━━━━━ MATERIALS PROVIDED ━━━━━
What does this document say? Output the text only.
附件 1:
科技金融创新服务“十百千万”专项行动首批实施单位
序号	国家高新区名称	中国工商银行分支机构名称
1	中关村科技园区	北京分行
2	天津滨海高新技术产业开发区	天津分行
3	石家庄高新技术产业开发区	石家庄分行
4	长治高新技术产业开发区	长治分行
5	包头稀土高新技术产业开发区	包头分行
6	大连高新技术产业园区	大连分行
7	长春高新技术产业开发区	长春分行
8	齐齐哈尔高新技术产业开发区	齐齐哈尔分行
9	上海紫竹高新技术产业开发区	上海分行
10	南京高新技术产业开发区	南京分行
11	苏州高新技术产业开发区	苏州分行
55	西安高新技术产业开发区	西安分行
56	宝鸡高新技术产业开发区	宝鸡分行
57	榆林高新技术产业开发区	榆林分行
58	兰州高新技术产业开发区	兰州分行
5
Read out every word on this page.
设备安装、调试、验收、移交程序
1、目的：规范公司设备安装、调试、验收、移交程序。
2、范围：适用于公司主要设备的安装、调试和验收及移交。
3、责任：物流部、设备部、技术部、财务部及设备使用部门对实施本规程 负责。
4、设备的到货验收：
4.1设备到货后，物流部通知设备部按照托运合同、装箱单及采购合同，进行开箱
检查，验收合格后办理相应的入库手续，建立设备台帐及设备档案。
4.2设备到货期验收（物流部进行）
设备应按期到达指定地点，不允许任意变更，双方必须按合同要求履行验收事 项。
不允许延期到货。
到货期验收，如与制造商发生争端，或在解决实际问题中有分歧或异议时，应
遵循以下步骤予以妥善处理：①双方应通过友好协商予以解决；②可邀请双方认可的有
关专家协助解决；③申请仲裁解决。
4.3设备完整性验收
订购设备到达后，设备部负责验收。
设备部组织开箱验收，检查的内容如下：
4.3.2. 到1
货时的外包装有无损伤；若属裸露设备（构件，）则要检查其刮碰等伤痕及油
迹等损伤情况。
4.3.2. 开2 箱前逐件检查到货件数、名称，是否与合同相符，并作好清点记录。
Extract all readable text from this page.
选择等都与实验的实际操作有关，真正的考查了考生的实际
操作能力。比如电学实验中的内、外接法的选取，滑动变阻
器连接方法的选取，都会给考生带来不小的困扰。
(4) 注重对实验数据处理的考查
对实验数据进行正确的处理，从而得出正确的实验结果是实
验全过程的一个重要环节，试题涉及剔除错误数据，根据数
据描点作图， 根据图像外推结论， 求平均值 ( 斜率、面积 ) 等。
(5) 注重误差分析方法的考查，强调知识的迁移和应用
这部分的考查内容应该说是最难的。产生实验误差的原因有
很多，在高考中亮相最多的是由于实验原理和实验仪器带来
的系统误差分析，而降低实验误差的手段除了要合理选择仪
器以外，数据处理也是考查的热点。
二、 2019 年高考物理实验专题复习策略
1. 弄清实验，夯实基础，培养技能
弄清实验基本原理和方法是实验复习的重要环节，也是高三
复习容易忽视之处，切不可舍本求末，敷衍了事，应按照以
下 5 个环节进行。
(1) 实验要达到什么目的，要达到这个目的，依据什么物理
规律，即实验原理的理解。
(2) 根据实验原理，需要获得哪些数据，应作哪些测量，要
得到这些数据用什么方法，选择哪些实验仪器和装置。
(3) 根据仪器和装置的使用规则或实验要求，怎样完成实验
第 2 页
━━━━━
*WHAT IS ASKED*:
Extract every record and return it verbatim.

*OUTPUT FOR THIS TASK*:
What does this document say? Output the text only.
附件 1:
科技金融创新服务“十百千万”专项行动首批实施单位
序号	国家高新区名称	中国工商银行分支机构名称
1	中关村科技园区	北京分行
2	天津滨海高新技术产业开发区	天津分行
3	石家庄高新技术产业开发区	石家庄分行
4	长治高新技术产业开发区	长治分行
5	包头稀土高新技术产业开发区	包头分行
6	大连高新技术产业园区	大连分行
7	长春高新技术产业开发区	长春分行
8	齐齐哈尔高新技术产业开发区	齐齐哈尔分行
9	上海紫竹高新技术产业开发区	上海分行
10	南京高新技术产业开发区	南京分行
11	苏州高新技术产业开发区	苏州分行
55	西安高新技术产业开发区	西安分行
56	宝鸡高新技术产业开发区	宝鸡分行
57	榆林高新技术产业开发区	榆林分行
58	兰州高新技术产业开发区	兰州分行
5
Read out every word on this page.
设备安装、调试、验收、移交程序
1、目的：规范公司设备安装、调试、验收、移交程序。
2、范围：适用于公司主要设备的安装、调试和验收及移交。
3、责任：物流部、设备部、技术部、财务部及设备使用部门对实施本规程 负责。
4、设备的到货验收：
4.1设备到货后，物流部通知设备部按照托运合同、装箱单及采购合同，进行开箱
检查，验收合格后办理相应的入库手续，建立设备台帐及设备档案。
4.2设备到货期验收（物流部进行）
设备应按期到达指定地点，不允许任意变更，双方必须按合同要求履行验收事 项。
不允许延期到货。
到货期验收，如与制造商发生争端，或在解决实际问题中有分歧或异议时，应
遵循以下步骤予以妥善处理：①双方应通过友好协商予以解决；②可邀请双方认可的有
关专家协助解决；③申请仲裁解决。
4.3设备完整性验收
订购设备到达后，设备部负责验收。
设备部组织开箱验收，检查的内容如下：
4.3.2. 到1
货时的外包装有无损伤；若属裸露设备（构件，）则要检查其刮碰等伤痕及油
迹等损伤情况。
4.3.2. 开2 箱前逐件检查到货件数、名称，是否与合同相符，并作好清点记录。
Extract all readable text from this page.
选择等都与实验的实际操作有关，真正的考查了考生的实际
操作能力。比如电学实验中的内、外接法的选取，滑动变阻
器连接方法的选取，都会给考生带来不小的困扰。
(4) 注重对实验数据处理的考查
对实验数据进行正确的处理，从而得出正确的实验结果是实
验全过程的一个重要环节，试题涉及剔除错误数据，根据数
据描点作图， 根据图像外推结论， 求平均值 ( 斜率、面积 ) 等。
(5) 注重误差分析方法的考查，强调知识的迁移和应用
这部分的考查内容应该说是最难的。产生实验误差的原因有
很多，在高考中亮相最多的是由于实验原理和实验仪器带来
的系统误差分析，而降低实验误差的手段除了要合理选择仪
器以外，数据处理也是考查的热点。
二、 2019 年高考物理实验专题复习策略
1. 弄清实验，夯实基础，培养技能
弄清实验基本原理和方法是实验复习的重要环节，也是高三
复习容易忽视之处，切不可舍本求末，敷衍了事，应按照以
下 5 个环节进行。
(1) 实验要达到什么目的，要达到这个目的，依据什么物理
规律，即实验原理的理解。
(2) 根据实验原理，需要获得哪些数据，应作哪些测量，要
得到这些数据用什么方法，选择哪些实验仪器和装置。
(3) 根据仪器和装置的使用规则或实验要求，怎样完成实验
第 2 页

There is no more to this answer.